**Information given**:
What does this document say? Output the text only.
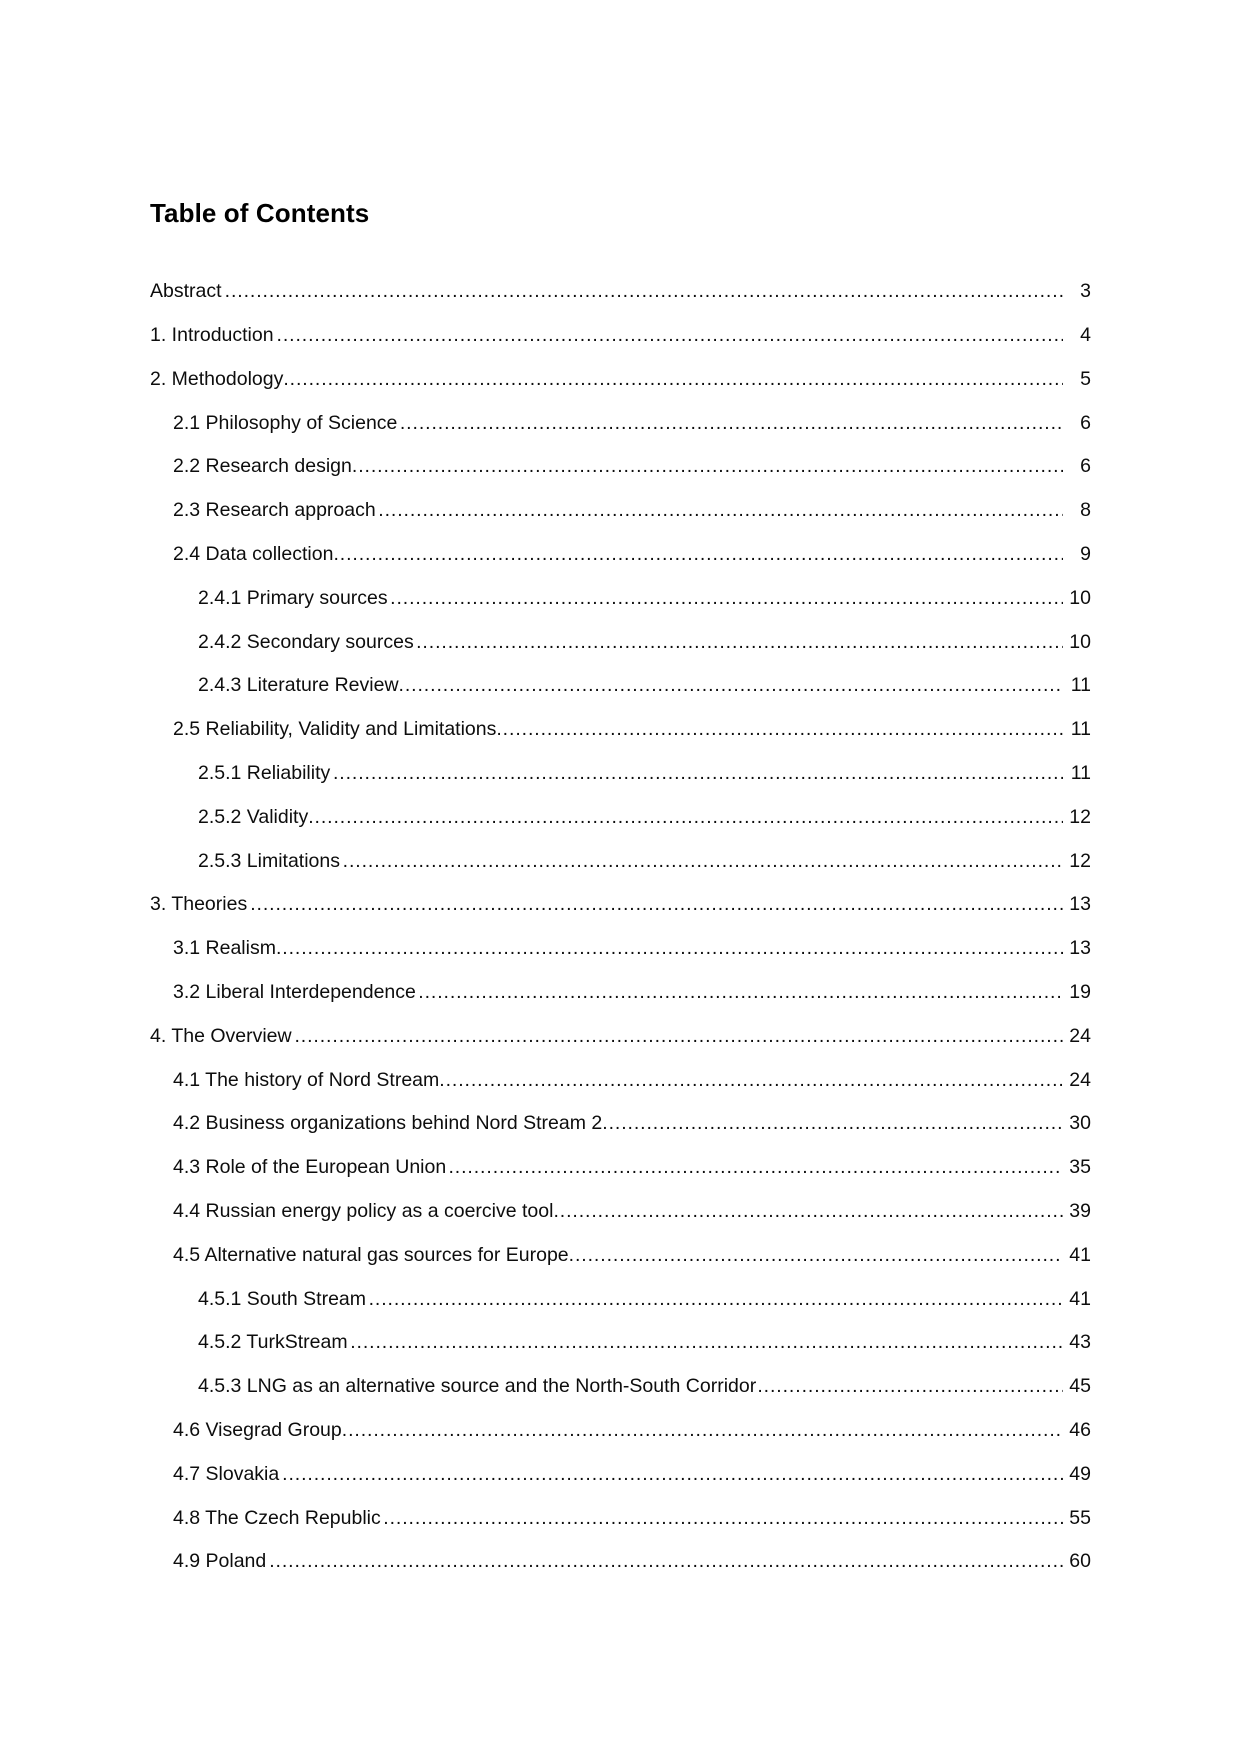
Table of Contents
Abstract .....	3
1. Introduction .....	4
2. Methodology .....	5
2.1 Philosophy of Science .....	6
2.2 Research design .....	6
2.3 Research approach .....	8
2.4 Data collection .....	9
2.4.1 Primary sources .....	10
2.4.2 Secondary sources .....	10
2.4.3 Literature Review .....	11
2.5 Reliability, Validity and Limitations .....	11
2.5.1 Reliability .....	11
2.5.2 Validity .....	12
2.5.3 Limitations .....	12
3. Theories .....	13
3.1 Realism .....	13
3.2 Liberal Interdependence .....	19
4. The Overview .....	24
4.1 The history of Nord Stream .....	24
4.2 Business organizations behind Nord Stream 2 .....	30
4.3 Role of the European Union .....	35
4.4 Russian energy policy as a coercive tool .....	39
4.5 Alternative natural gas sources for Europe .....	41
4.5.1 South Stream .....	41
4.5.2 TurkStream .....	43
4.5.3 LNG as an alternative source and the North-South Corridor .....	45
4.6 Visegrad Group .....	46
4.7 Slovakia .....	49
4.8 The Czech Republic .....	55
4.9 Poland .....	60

**Problem statement**: Restate the full listing verbatim and drop every picture.

**Task response**:
What does this document say? Output the text only.
Table of Contents
Abstract .....	3
1. Introduction .....	4
2. Methodology .....	5
2.1 Philosophy of Science .....	6
2.2 Research design .....	6
2.3 Research approach .....	8
2.4 Data collection .....	9
2.4.1 Primary sources .....	10
2.4.2 Secondary sources .....	10
2.4.3 Literature Review .....	11
2.5 Reliability, Validity and Limitations .....	11
2.5.1 Reliability .....	11
2.5.2 Validity .....	12
2.5.3 Limitations .....	12
3. Theories .....	13
3.1 Realism .....	13
3.2 Liberal Interdependence .....	19
4. The Overview .....	24
4.1 The history of Nord Stream .....	24
4.2 Business organizations behind Nord Stream 2 .....	30
4.3 Role of the European Union .....	35
4.4 Russian energy policy as a coercive tool .....	39
4.5 Alternative natural gas sources for Europe .....	41
4.5.1 South Stream .....	41
4.5.2 TurkStream .....	43
4.5.3 LNG as an alternative source and the North-South Corridor .....	45
4.6 Visegrad Group .....	46
4.7 Slovakia .....	49
4.8 The Czech Republic .....	55
4.9 Poland .....	60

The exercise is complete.